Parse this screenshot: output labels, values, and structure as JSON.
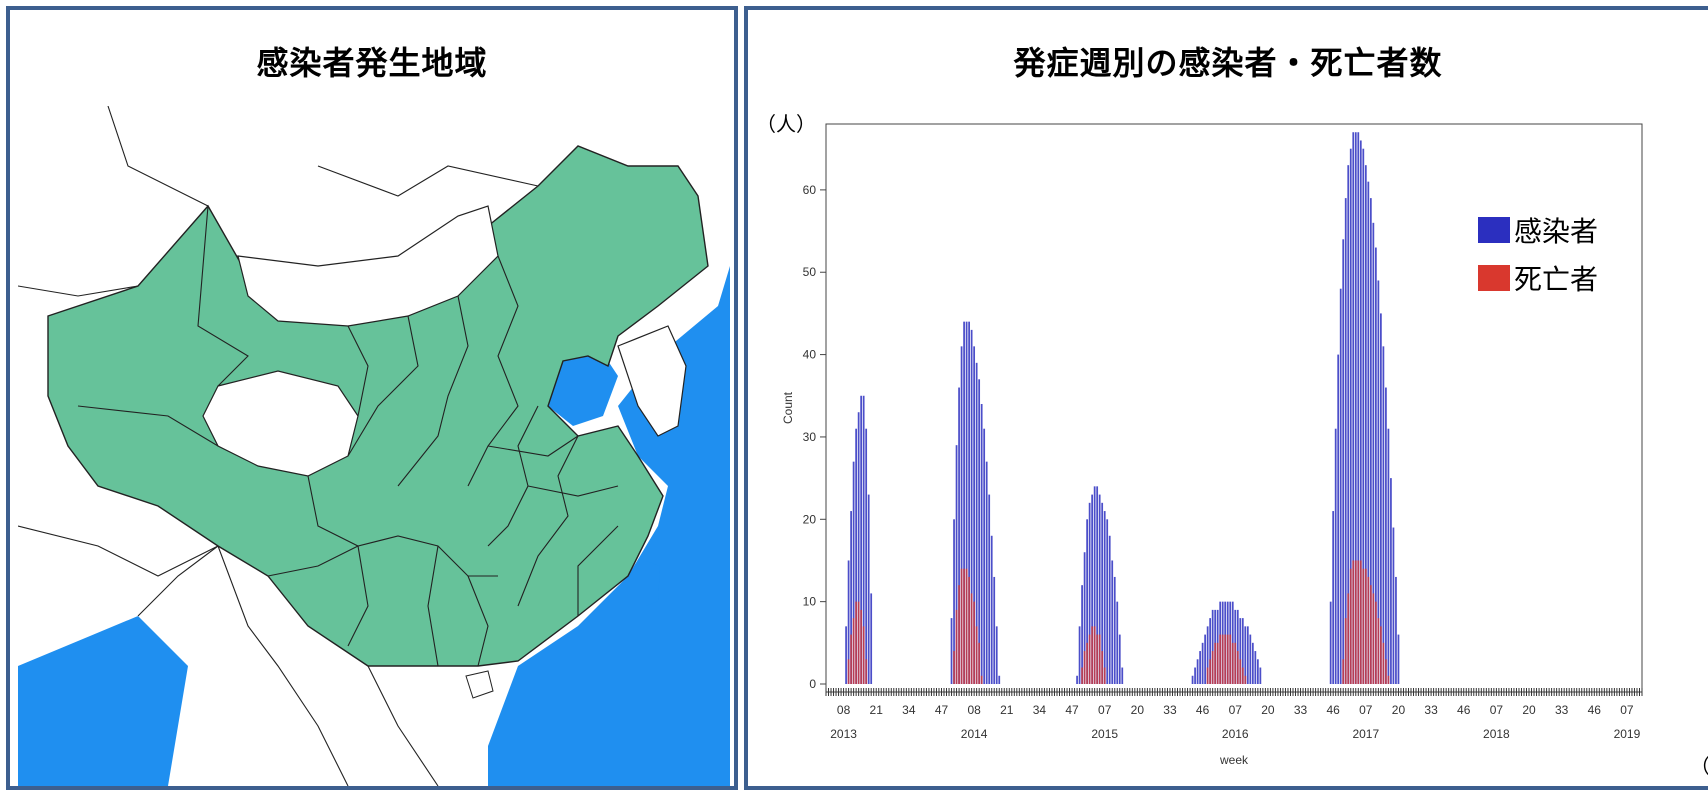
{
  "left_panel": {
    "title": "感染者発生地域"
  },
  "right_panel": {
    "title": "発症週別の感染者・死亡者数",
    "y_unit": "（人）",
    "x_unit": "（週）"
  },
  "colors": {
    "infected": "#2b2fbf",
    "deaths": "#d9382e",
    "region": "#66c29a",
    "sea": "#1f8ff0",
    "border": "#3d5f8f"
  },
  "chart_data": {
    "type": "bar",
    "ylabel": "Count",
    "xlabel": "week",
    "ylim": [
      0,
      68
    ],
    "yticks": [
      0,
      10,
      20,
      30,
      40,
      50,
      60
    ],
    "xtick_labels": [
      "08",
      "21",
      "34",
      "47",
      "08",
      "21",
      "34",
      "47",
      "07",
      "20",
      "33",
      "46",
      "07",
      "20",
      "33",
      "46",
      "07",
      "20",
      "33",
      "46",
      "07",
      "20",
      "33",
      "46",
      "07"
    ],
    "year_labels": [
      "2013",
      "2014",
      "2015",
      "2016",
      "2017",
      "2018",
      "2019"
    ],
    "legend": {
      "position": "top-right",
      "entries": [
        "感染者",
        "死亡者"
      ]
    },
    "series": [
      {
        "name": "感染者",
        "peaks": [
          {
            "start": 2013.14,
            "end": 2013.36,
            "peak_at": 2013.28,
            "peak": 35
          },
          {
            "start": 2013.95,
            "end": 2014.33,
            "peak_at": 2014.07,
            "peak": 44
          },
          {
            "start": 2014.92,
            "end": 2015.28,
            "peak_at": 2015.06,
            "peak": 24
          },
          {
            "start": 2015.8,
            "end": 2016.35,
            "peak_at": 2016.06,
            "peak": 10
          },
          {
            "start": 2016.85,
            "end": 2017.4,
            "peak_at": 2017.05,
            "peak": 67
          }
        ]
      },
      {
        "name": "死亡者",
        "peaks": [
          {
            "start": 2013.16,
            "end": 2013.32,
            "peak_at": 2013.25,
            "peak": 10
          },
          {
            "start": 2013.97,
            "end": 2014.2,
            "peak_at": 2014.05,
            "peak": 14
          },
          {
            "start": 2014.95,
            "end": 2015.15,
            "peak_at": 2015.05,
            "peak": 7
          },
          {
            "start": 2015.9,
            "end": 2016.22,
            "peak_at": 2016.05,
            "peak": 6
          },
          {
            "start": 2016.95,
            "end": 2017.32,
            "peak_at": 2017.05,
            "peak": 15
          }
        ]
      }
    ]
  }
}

--

### Your instructions
Reproduce the records above exactly, leaving out every picture they contain.

### In response
Parse this screenshot: output labels, values, and structure as JSON.
{
  "left_panel": {
    "title": "感染者発生地域"
  },
  "right_panel": {
    "title": "発症週別の感染者・死亡者数",
    "y_unit": "（人）",
    "x_unit": "（週）"
  },
  "colors": {
    "infected": "#2b2fbf",
    "deaths": "#d9382e",
    "region": "#66c29a",
    "sea": "#1f8ff0",
    "border": "#3d5f8f"
  },
  "chart_data": {
    "type": "bar",
    "ylabel": "Count",
    "xlabel": "week",
    "ylim": [
      0,
      68
    ],
    "yticks": [
      0,
      10,
      20,
      30,
      40,
      50,
      60
    ],
    "xtick_labels": [
      "08",
      "21",
      "34",
      "47",
      "08",
      "21",
      "34",
      "47",
      "07",
      "20",
      "33",
      "46",
      "07",
      "20",
      "33",
      "46",
      "07",
      "20",
      "33",
      "46",
      "07",
      "20",
      "33",
      "46",
      "07"
    ],
    "year_labels": [
      "2013",
      "2014",
      "2015",
      "2016",
      "2017",
      "2018",
      "2019"
    ],
    "legend": {
      "position": "top-right",
      "entries": [
        "感染者",
        "死亡者"
      ]
    },
    "series": [
      {
        "name": "感染者",
        "peaks": [
          {
            "start": 2013.14,
            "end": 2013.36,
            "peak_at": 2013.28,
            "peak": 35
          },
          {
            "start": 2013.95,
            "end": 2014.33,
            "peak_at": 2014.07,
            "peak": 44
          },
          {
            "start": 2014.92,
            "end": 2015.28,
            "peak_at": 2015.06,
            "peak": 24
          },
          {
            "start": 2015.8,
            "end": 2016.35,
            "peak_at": 2016.06,
            "peak": 10
          },
          {
            "start": 2016.85,
            "end": 2017.4,
            "peak_at": 2017.05,
            "peak": 67
          }
        ]
      },
      {
        "name": "死亡者",
        "peaks": [
          {
            "start": 2013.16,
            "end": 2013.32,
            "peak_at": 2013.25,
            "peak": 10
          },
          {
            "start": 2013.97,
            "end": 2014.2,
            "peak_at": 2014.05,
            "peak": 14
          },
          {
            "start": 2014.95,
            "end": 2015.15,
            "peak_at": 2015.05,
            "peak": 7
          },
          {
            "start": 2015.9,
            "end": 2016.22,
            "peak_at": 2016.05,
            "peak": 6
          },
          {
            "start": 2016.95,
            "end": 2017.32,
            "peak_at": 2017.05,
            "peak": 15
          }
        ]
      }
    ]
  }
}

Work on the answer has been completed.